— WORK TO COMPLETE —
Single out the lines of the material that contain "niños" and copy them.

— TASK INPUT —
◇ ◇ ◇ ◇

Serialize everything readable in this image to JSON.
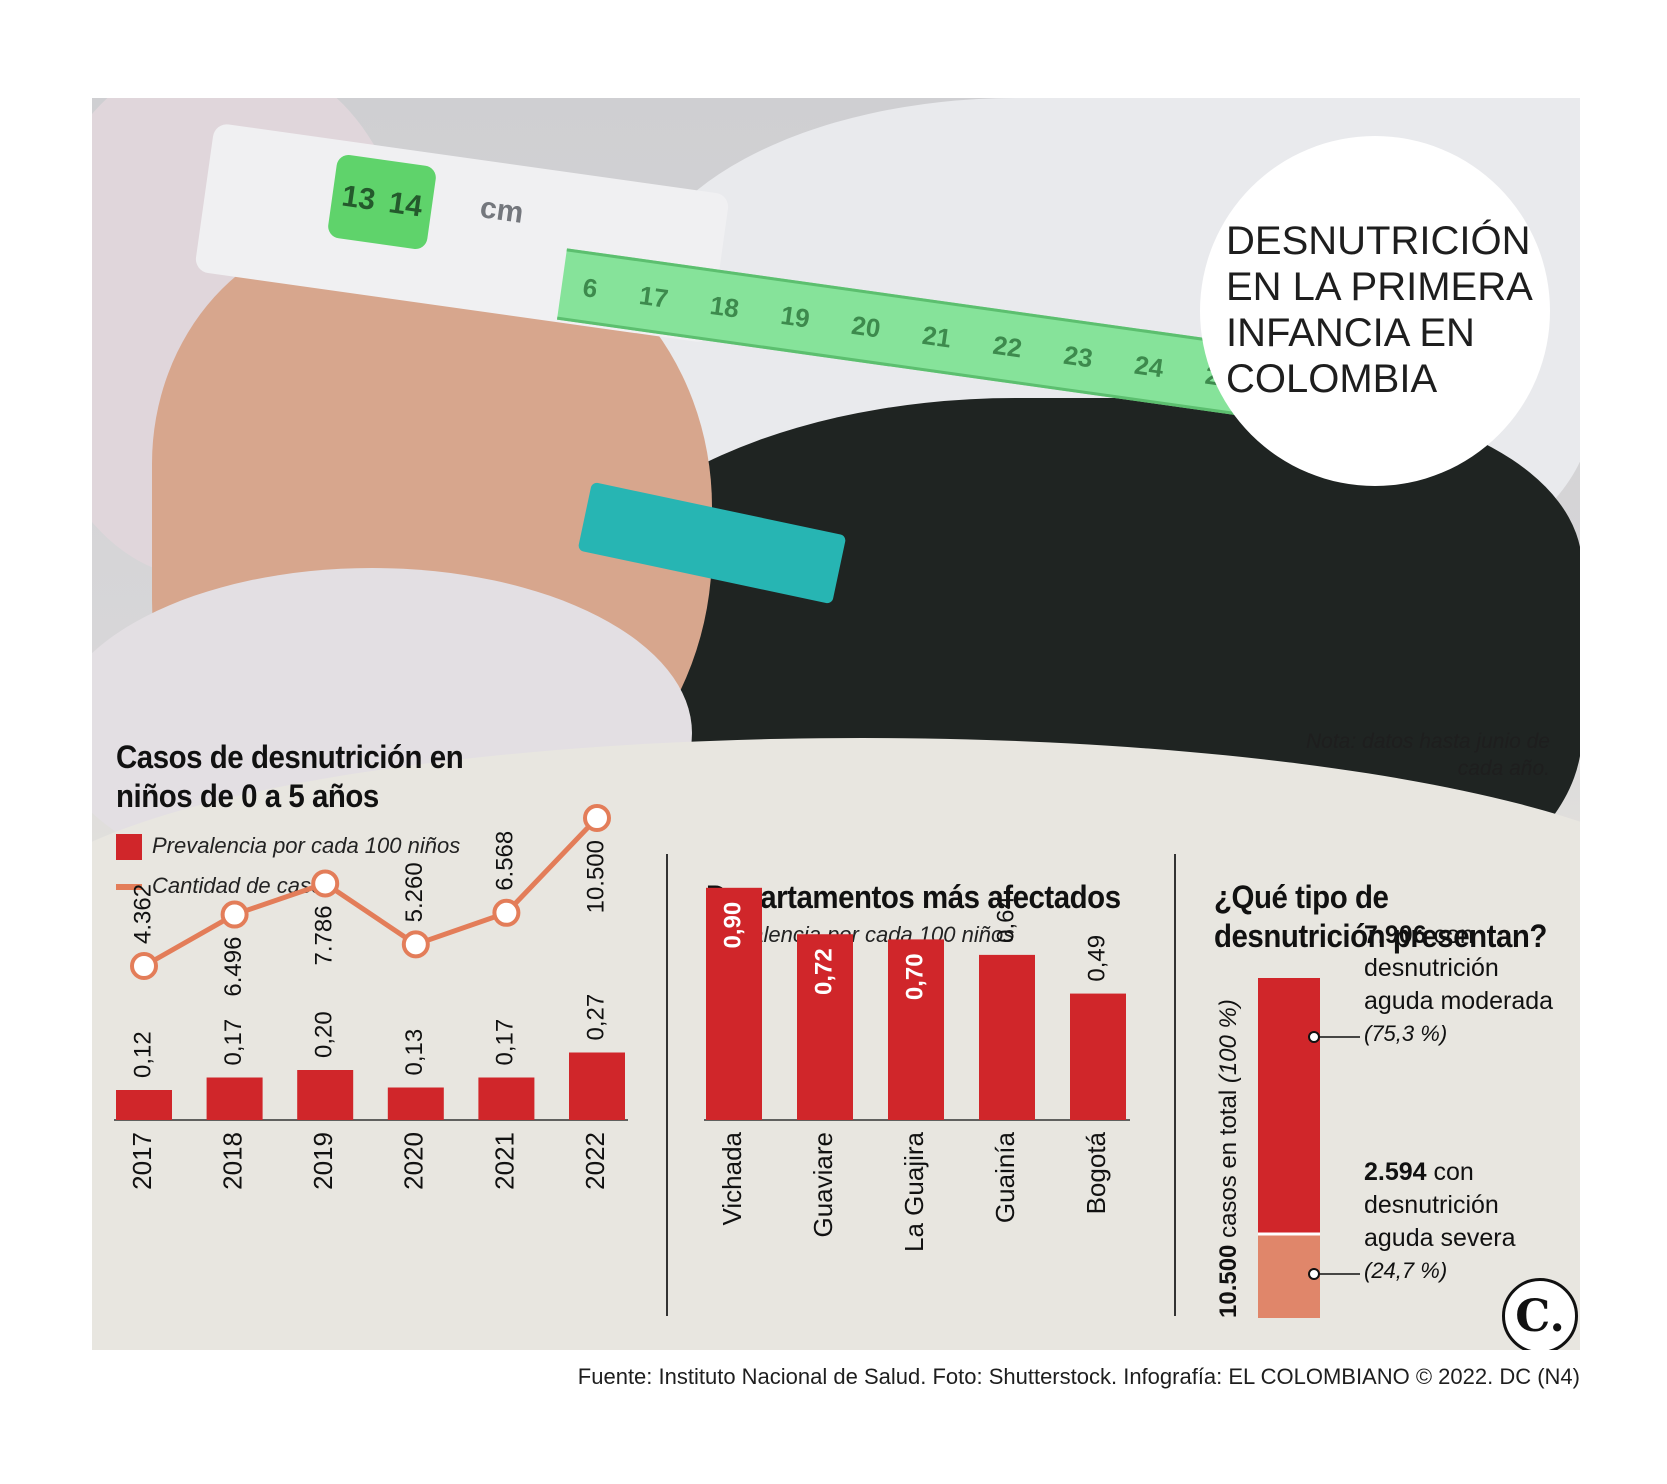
{
  "title": "DESNUTRICIÓN EN LA PRIMERA INFANCIA EN COLOMBIA",
  "note": "Nota: datos hasta junio de cada año.",
  "photo_labels": {
    "band_numbers": [
      "13",
      "14"
    ],
    "band_unit": "cm",
    "tape_numbers": [
      "6",
      "17",
      "18",
      "19",
      "20",
      "21",
      "22",
      "23",
      "24",
      "25"
    ]
  },
  "source": "Fuente: Instituto Nacional de Salud. Foto: Shutterstock. Infografía: EL COLOMBIANO © 2022. DC (N4)",
  "logo_text": "C.",
  "colors": {
    "bar": "#d0262a",
    "line": "#e37d59",
    "severe": "#e0866a",
    "background": "#e8e6e0"
  },
  "chart_data": [
    {
      "type": "bar",
      "title": "Casos de desnutrición en niños de 0 a 5 años",
      "categories": [
        "2017",
        "2018",
        "2019",
        "2020",
        "2021",
        "2022"
      ],
      "series": [
        {
          "name": "Prevalencia por cada 100 niños",
          "type": "bar",
          "values": [
            0.12,
            0.17,
            0.2,
            0.13,
            0.17,
            0.27
          ],
          "labels": [
            "0,12",
            "0,17",
            "0,20",
            "0,13",
            "0,17",
            "0,27"
          ]
        },
        {
          "name": "Cantidad de casos",
          "type": "line",
          "values": [
            4362,
            6496,
            7786,
            5260,
            6568,
            10500
          ],
          "labels": [
            "4.362",
            "6.496",
            "7.786",
            "5.260",
            "6.568",
            "10.500"
          ]
        }
      ],
      "legend": "top-left"
    },
    {
      "type": "bar",
      "title": "Departamentos más afectados",
      "subtitle": "Prevalencia por cada 100 niños",
      "categories": [
        "Vichada",
        "Guaviare",
        "La Guajira",
        "Guainía",
        "Bogotá"
      ],
      "values": [
        0.9,
        0.72,
        0.7,
        0.64,
        0.49
      ],
      "labels": [
        "0,90",
        "0,72",
        "0,70",
        "0,64",
        "0,49"
      ]
    },
    {
      "type": "bar",
      "title": "¿Qué tipo de desnutrición presentan?",
      "axis_label_bold": "10.500",
      "axis_label_rest": " casos en total",
      "axis_label_pct": " (100 %)",
      "stacked": [
        {
          "value_label": "7.906",
          "value": 7906,
          "text_lines": [
            "con",
            "desnutrición",
            "aguda moderada"
          ],
          "pct": "(75,3 %)",
          "share": 0.753
        },
        {
          "value_label": "2.594",
          "value": 2594,
          "text_lines": [
            "con",
            "desnutrición",
            "aguda severa"
          ],
          "pct": "(24,7 %)",
          "share": 0.247
        }
      ]
    }
  ]
}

◇ ◇ ◇ ◇

— SOLUTION BELOW —
      "title": "Casos de desnutrición en niños de 0 a 5 años",
          "name": "Prevalencia por cada 100 niños",
      "subtitle": "Prevalencia por cada 100 niños",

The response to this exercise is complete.